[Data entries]
BEGIN

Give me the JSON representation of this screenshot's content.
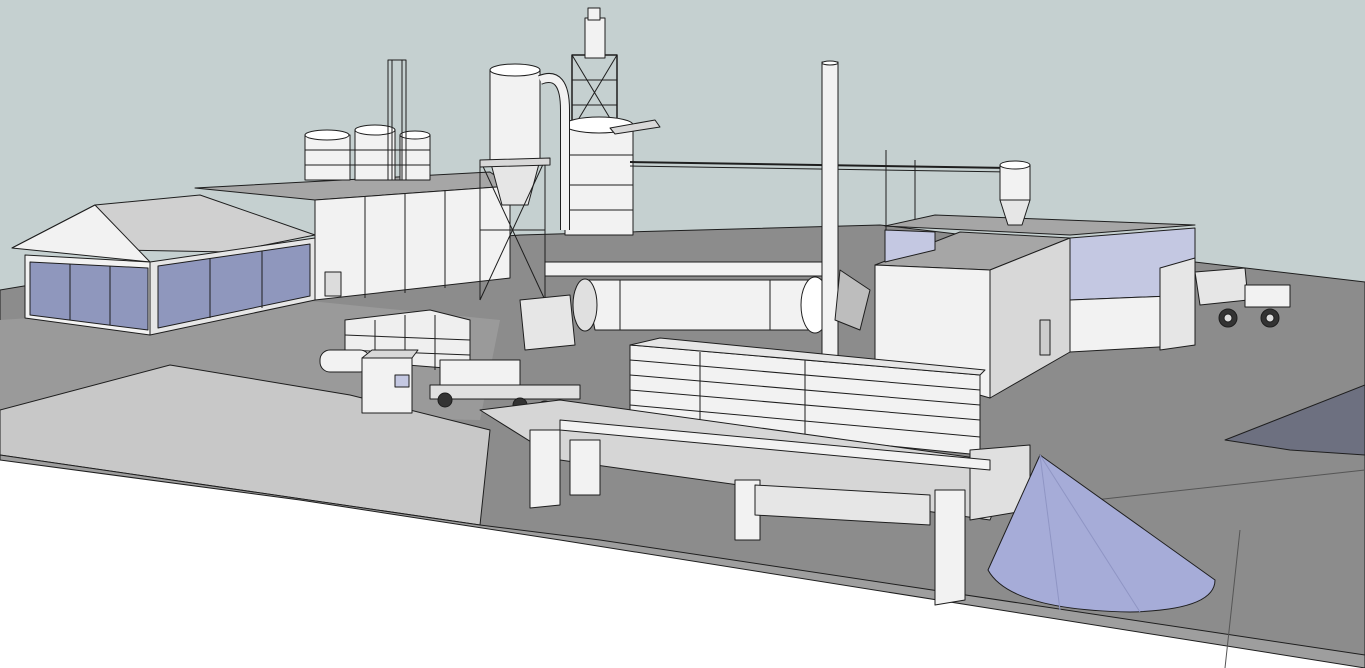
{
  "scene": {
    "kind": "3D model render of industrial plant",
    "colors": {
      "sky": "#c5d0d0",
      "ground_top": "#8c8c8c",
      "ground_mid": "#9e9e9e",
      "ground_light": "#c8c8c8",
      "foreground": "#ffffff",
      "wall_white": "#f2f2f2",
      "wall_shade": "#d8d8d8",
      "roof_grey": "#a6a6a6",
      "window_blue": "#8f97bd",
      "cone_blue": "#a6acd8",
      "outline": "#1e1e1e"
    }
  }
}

END
BEGIN

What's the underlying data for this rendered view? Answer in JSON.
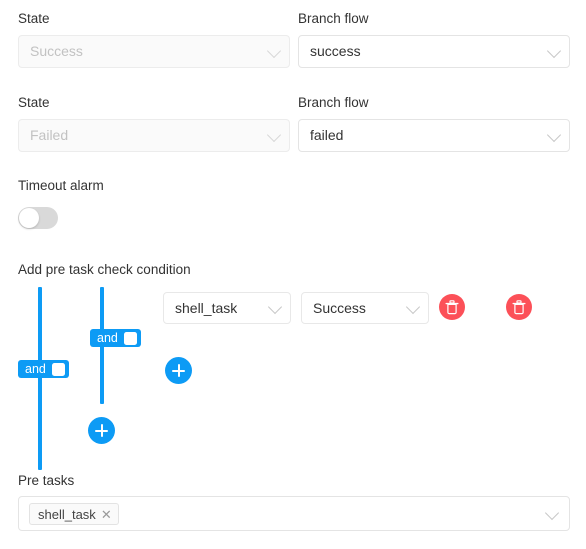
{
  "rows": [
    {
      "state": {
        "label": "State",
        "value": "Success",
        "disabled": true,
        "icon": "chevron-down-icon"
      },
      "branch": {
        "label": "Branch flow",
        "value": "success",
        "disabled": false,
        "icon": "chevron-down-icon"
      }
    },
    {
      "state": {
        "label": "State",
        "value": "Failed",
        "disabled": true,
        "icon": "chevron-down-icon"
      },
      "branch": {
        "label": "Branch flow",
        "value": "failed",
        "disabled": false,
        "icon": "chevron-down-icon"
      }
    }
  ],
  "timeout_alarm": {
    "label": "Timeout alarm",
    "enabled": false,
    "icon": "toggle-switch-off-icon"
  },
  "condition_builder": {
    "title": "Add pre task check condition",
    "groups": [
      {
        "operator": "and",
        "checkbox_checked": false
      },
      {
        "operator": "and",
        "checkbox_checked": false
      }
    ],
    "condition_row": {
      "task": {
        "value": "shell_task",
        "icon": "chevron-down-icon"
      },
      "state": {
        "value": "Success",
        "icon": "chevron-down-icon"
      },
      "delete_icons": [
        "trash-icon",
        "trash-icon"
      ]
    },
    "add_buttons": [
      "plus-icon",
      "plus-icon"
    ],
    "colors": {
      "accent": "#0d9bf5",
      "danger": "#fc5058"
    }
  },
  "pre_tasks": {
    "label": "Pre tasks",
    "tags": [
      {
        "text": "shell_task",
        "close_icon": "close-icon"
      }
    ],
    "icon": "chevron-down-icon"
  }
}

END
BEGIN

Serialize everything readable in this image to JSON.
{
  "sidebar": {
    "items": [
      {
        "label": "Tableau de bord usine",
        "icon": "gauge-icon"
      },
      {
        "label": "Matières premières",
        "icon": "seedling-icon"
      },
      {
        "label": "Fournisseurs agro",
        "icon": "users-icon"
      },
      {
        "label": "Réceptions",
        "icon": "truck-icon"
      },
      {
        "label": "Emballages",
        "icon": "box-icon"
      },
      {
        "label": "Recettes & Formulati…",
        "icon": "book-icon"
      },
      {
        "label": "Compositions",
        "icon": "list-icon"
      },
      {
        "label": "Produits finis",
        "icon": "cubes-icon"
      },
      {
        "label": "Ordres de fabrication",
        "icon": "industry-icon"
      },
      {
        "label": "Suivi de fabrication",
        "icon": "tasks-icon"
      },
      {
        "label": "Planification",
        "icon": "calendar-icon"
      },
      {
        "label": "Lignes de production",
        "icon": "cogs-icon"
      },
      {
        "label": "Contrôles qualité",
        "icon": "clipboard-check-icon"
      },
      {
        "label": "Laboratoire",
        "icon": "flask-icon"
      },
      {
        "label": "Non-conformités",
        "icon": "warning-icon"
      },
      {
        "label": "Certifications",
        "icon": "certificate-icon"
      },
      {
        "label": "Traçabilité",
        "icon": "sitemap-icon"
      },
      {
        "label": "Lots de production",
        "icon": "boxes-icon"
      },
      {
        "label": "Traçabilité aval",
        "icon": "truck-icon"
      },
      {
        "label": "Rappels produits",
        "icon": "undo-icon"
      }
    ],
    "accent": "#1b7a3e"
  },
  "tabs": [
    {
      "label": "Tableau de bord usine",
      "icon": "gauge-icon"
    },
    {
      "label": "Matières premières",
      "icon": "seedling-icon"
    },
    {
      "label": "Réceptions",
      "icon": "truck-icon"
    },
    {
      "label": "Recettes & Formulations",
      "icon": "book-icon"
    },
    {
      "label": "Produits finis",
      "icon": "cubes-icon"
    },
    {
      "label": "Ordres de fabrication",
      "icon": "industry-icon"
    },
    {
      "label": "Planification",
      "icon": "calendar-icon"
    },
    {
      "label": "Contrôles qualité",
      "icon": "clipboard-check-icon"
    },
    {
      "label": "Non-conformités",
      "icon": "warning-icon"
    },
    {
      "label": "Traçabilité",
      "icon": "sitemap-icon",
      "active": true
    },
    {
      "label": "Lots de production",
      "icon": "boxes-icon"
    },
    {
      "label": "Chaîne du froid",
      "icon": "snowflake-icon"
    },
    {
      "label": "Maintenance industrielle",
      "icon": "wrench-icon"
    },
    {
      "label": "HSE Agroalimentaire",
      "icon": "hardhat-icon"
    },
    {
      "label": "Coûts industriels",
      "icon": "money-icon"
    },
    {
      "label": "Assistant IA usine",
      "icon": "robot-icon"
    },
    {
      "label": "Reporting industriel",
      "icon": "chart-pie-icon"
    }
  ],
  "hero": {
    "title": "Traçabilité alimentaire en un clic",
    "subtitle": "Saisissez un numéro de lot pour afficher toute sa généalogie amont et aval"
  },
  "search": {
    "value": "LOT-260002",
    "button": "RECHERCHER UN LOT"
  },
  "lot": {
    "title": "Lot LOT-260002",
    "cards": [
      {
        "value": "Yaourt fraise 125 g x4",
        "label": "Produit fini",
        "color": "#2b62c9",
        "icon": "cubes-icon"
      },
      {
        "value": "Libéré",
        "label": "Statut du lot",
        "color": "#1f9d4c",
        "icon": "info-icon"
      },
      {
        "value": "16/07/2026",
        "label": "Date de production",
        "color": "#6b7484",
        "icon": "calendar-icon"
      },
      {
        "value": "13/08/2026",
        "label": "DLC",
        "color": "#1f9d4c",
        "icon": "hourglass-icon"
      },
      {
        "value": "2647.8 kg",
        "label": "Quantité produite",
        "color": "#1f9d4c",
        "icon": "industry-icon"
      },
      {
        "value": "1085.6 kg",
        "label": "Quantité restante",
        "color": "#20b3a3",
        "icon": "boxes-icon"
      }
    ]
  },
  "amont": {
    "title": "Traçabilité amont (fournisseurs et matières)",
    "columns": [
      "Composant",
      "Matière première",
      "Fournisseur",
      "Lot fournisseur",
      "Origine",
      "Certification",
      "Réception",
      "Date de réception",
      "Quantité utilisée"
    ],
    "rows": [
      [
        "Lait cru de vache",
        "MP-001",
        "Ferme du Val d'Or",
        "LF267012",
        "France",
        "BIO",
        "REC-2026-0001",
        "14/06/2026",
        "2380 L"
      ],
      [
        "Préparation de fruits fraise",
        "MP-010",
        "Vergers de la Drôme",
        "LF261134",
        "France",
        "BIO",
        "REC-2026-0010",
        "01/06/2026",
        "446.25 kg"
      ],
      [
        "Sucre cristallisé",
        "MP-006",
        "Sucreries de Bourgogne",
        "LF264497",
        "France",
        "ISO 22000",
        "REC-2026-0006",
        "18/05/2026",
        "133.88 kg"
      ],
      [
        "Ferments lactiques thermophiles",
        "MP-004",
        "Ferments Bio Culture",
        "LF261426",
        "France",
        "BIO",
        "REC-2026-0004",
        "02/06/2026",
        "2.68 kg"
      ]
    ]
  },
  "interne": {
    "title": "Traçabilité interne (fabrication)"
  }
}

END

- Problem requirements -
Collect every line from the records above that contains the word "production".

- Complete output -
        "label": "Lignes de production",
        "label": "Lots de production",
      "label": "Lots de production",
        "label": "Date de production",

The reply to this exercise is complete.